Look through the data below and return each line where "Password" appears.

Data entries:
========
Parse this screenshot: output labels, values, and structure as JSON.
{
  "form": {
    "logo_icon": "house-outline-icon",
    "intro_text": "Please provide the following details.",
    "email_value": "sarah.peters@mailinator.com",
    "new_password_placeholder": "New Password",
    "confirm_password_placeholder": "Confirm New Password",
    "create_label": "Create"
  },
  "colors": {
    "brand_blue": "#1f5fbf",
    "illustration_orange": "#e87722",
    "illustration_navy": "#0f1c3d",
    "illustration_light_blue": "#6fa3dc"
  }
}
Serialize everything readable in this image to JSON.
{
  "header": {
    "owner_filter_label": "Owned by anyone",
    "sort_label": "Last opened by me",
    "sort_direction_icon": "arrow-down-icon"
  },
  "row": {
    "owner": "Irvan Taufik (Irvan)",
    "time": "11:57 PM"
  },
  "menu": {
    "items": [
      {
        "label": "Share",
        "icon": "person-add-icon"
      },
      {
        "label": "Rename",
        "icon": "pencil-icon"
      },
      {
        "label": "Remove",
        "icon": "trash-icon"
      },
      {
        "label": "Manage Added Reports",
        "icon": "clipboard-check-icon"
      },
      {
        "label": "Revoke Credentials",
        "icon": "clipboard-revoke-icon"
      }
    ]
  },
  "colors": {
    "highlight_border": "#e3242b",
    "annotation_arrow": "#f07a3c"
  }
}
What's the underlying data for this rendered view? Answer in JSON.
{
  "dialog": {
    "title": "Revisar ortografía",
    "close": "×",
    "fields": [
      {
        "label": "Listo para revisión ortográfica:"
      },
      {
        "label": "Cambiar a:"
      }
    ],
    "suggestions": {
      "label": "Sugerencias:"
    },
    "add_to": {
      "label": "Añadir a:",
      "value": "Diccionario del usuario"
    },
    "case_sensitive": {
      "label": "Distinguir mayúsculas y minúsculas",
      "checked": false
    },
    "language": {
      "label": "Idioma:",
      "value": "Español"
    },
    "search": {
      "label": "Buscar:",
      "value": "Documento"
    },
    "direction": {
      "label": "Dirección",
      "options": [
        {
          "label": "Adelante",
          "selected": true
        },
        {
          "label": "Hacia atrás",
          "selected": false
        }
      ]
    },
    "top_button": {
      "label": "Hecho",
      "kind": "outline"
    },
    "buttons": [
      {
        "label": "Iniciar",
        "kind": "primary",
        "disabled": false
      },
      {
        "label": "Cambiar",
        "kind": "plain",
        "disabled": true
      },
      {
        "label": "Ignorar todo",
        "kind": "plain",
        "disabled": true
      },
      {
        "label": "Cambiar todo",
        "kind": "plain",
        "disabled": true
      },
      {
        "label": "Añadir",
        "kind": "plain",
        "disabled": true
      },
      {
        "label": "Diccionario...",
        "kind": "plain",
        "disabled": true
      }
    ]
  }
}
========
▸ **Output for this exercise**
    "new_password_placeholder": "New Password",
    "confirm_password_placeholder": "Confirm New Password",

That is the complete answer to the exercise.